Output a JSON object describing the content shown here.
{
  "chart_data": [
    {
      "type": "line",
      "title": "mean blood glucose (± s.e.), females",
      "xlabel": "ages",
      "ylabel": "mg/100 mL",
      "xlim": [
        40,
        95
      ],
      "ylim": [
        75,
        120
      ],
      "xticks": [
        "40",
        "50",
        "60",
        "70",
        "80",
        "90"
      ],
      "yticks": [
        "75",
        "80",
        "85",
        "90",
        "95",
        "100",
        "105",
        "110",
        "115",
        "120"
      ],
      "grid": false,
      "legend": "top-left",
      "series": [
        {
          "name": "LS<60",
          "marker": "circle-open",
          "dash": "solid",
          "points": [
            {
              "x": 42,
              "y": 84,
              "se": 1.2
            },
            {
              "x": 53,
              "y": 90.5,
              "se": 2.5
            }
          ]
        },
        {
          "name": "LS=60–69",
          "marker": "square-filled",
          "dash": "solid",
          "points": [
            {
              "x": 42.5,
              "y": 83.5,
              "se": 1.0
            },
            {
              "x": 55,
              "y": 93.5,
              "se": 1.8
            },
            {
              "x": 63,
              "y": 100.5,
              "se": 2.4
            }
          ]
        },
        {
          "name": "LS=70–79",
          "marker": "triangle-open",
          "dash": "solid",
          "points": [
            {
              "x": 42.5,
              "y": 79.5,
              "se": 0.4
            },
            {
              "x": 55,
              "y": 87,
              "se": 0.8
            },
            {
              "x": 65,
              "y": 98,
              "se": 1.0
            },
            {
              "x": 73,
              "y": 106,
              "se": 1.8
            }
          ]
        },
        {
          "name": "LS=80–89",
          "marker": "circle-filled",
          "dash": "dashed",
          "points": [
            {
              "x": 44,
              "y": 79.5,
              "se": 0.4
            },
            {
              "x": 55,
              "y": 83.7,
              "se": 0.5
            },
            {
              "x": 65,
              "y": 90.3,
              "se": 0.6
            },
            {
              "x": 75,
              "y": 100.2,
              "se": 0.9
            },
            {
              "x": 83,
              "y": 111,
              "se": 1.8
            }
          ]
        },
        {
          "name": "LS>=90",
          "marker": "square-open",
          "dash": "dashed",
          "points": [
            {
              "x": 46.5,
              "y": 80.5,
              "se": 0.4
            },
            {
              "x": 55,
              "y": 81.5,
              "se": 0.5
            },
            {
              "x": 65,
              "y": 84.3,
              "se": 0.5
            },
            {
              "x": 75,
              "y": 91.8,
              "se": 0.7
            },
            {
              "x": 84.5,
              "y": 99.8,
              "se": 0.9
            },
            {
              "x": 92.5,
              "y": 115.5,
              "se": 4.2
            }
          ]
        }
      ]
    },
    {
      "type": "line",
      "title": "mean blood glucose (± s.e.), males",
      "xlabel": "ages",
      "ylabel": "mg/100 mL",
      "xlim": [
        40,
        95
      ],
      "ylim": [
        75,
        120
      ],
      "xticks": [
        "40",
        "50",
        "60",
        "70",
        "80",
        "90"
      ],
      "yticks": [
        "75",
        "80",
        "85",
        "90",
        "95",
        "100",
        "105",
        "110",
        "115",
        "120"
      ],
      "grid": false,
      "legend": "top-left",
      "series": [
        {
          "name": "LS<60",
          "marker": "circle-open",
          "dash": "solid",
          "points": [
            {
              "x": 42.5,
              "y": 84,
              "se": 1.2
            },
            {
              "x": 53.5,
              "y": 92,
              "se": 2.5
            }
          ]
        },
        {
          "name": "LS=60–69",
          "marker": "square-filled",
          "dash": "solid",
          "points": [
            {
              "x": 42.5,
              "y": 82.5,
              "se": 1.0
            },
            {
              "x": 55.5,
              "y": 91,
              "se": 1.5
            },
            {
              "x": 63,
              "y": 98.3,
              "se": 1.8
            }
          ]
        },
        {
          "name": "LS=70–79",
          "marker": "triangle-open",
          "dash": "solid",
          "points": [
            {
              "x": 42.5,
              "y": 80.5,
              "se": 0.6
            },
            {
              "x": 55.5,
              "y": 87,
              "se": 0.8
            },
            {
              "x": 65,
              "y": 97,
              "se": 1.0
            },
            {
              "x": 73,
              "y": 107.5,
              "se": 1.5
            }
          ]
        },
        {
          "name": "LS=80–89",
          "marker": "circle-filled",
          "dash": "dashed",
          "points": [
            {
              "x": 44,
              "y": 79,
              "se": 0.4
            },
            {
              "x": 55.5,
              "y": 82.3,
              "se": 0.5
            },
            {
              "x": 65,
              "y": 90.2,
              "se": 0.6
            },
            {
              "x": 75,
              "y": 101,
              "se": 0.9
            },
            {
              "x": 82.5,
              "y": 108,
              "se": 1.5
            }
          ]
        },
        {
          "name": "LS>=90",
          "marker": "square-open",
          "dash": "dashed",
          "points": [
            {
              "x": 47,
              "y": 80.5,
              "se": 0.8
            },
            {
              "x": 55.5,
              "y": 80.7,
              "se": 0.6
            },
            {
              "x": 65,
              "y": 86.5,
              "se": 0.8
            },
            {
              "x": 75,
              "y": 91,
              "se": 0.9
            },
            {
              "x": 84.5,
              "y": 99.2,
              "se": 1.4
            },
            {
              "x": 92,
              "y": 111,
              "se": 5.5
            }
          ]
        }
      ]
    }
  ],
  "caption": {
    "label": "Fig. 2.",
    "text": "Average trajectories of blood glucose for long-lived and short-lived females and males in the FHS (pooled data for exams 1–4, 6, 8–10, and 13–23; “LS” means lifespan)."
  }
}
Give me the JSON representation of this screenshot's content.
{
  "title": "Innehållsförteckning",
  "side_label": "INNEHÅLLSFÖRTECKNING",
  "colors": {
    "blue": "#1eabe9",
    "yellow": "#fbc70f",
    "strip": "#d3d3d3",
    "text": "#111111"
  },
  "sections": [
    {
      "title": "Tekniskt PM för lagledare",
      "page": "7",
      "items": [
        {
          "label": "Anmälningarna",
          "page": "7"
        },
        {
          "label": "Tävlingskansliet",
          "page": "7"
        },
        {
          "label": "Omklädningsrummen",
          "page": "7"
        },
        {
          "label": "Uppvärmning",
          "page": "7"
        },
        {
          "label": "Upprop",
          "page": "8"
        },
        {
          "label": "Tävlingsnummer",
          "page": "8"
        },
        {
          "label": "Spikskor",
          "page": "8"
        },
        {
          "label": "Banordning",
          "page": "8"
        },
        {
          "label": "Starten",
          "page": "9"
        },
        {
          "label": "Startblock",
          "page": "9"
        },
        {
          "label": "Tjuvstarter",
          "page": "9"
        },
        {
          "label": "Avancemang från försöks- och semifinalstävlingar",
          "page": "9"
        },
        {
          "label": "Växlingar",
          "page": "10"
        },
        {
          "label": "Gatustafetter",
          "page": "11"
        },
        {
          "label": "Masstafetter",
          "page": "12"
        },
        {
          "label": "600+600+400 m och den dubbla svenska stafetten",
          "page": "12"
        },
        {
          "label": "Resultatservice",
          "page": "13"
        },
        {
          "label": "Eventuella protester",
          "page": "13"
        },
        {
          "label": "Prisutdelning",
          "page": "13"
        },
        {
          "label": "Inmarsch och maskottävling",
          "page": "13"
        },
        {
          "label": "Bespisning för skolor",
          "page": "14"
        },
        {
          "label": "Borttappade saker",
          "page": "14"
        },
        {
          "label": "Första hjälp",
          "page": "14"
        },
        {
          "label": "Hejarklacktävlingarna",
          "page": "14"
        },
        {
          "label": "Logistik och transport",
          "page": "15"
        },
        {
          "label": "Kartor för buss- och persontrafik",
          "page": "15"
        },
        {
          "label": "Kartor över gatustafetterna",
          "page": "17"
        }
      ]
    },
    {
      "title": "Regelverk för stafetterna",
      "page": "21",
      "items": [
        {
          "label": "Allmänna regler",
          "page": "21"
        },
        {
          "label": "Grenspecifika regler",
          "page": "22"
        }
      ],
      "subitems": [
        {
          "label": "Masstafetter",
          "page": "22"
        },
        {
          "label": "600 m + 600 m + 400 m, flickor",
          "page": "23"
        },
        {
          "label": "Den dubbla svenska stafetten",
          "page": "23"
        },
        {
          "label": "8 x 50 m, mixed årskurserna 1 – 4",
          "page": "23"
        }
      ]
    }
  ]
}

**Job**
Copy every line of the entries above in which "glucose" occurs.

**Result of this exercise**
      "title": "mean blood glucose (± s.e.), females",
      "title": "mean blood glucose (± s.e.), males",
    "text": "Average trajectories of blood glucose for long-lived and short-lived females and males in the FHS (pooled data for exams 1–4, 6, 8–10, and 13–23; “LS” means lifespan)."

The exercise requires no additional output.